*Task description*. Copy each line of the entries beneath that contains the word "semi".

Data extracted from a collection
-- BEGIN --
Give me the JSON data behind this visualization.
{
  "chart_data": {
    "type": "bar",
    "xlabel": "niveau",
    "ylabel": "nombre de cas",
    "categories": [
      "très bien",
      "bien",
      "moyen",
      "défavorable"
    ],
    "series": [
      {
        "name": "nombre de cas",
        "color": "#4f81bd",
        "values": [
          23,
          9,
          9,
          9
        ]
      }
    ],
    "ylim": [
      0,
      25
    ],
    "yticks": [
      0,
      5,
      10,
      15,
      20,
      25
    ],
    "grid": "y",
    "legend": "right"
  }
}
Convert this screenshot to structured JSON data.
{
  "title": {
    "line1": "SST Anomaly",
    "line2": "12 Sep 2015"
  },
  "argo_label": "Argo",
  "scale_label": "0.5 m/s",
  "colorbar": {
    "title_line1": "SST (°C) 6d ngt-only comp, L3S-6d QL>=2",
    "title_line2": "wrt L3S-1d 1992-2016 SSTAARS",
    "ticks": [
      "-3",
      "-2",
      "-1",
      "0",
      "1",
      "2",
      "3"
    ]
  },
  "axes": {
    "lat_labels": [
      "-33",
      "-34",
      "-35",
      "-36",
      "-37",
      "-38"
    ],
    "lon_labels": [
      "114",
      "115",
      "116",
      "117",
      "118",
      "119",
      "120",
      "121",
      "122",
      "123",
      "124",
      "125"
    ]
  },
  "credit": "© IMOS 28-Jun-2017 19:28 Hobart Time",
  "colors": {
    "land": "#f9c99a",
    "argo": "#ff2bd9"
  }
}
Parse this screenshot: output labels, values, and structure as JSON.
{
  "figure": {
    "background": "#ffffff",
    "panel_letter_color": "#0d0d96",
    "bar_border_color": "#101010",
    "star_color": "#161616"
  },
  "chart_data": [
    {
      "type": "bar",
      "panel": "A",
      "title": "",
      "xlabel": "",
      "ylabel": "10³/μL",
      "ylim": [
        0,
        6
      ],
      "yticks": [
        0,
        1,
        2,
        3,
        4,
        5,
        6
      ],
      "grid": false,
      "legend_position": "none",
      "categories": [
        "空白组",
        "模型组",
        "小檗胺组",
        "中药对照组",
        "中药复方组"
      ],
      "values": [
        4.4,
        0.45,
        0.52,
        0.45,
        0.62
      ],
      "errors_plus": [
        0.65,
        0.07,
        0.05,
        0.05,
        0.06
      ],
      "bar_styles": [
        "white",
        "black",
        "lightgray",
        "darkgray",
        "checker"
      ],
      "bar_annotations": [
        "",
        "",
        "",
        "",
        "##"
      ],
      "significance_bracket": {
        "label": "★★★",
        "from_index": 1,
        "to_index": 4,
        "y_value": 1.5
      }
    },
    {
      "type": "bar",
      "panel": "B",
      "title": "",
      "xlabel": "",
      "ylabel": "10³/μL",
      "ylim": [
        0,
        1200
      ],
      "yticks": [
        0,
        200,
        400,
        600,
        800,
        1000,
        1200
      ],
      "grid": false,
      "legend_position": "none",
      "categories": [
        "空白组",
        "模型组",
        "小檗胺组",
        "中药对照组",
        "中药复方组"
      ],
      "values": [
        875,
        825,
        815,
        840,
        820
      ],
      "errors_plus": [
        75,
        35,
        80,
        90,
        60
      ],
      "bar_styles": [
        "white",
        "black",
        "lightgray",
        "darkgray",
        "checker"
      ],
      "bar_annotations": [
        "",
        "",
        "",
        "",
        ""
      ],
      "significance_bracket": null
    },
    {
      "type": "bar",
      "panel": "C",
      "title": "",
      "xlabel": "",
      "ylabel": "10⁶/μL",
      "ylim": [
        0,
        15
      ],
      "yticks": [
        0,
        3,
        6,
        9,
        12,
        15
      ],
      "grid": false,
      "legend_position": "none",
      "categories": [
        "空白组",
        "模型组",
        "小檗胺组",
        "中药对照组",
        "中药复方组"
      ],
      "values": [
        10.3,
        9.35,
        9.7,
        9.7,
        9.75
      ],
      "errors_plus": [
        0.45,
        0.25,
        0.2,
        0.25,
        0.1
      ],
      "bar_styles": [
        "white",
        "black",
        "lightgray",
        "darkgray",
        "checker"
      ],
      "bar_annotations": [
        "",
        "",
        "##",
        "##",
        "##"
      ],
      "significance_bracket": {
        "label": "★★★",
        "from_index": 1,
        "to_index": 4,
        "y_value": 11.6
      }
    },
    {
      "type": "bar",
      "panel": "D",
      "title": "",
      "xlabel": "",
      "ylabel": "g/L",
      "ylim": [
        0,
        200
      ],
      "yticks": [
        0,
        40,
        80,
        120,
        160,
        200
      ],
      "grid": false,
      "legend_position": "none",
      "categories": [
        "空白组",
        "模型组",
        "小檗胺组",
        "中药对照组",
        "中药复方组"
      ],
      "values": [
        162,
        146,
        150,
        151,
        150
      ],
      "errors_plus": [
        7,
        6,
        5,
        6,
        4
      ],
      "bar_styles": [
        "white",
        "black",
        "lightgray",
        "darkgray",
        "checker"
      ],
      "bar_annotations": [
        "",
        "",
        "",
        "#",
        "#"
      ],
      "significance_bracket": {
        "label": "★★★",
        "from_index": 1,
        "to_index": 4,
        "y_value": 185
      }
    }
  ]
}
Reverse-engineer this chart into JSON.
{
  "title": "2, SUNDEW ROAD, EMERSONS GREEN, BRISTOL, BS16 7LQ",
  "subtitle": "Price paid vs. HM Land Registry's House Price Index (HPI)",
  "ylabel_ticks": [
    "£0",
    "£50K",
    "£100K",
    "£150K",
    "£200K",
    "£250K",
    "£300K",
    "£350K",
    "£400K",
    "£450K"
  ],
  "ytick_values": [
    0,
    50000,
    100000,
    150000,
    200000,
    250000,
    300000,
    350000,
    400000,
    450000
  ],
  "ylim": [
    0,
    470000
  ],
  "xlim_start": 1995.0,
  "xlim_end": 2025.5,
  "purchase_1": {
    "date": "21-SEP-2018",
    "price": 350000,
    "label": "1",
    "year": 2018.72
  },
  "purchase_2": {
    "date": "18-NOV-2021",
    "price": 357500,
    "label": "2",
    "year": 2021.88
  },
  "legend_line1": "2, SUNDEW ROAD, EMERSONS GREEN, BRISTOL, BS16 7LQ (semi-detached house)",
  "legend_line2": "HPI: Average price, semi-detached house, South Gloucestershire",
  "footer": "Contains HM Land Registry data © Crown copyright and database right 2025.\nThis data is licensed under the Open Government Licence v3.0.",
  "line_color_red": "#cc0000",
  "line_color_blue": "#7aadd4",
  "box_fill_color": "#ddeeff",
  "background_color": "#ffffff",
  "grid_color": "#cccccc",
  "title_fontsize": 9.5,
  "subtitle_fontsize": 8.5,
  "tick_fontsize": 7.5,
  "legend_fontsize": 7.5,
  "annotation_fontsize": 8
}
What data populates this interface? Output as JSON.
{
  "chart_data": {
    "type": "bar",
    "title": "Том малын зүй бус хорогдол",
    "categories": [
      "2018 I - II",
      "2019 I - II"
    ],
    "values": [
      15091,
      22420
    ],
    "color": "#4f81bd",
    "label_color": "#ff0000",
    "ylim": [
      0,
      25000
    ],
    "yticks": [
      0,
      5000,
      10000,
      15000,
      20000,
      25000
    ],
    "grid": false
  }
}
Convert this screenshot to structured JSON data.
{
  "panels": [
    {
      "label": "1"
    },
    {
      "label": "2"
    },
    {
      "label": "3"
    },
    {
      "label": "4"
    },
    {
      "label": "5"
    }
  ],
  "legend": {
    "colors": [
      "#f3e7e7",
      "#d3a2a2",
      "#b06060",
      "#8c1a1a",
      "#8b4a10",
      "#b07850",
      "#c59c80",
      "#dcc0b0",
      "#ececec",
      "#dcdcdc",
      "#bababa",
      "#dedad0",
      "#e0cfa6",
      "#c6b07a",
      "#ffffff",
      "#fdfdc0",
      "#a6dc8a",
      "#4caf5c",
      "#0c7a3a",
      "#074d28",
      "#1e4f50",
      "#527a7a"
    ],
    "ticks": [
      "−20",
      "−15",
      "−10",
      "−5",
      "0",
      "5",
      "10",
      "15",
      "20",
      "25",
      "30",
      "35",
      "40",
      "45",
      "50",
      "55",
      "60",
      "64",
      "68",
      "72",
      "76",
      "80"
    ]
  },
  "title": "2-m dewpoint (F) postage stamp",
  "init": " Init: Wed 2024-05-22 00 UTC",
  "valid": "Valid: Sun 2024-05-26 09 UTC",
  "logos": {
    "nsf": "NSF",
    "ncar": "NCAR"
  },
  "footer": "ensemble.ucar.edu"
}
-- END --
*Solution to this exercise*.
  "legend_line1": "2, SUNDEW ROAD, EMERSONS GREEN, BRISTOL, BS16 7LQ (semi-detached house)",
  "legend_line2": "HPI: Average price, semi-detached house, South Gloucestershire",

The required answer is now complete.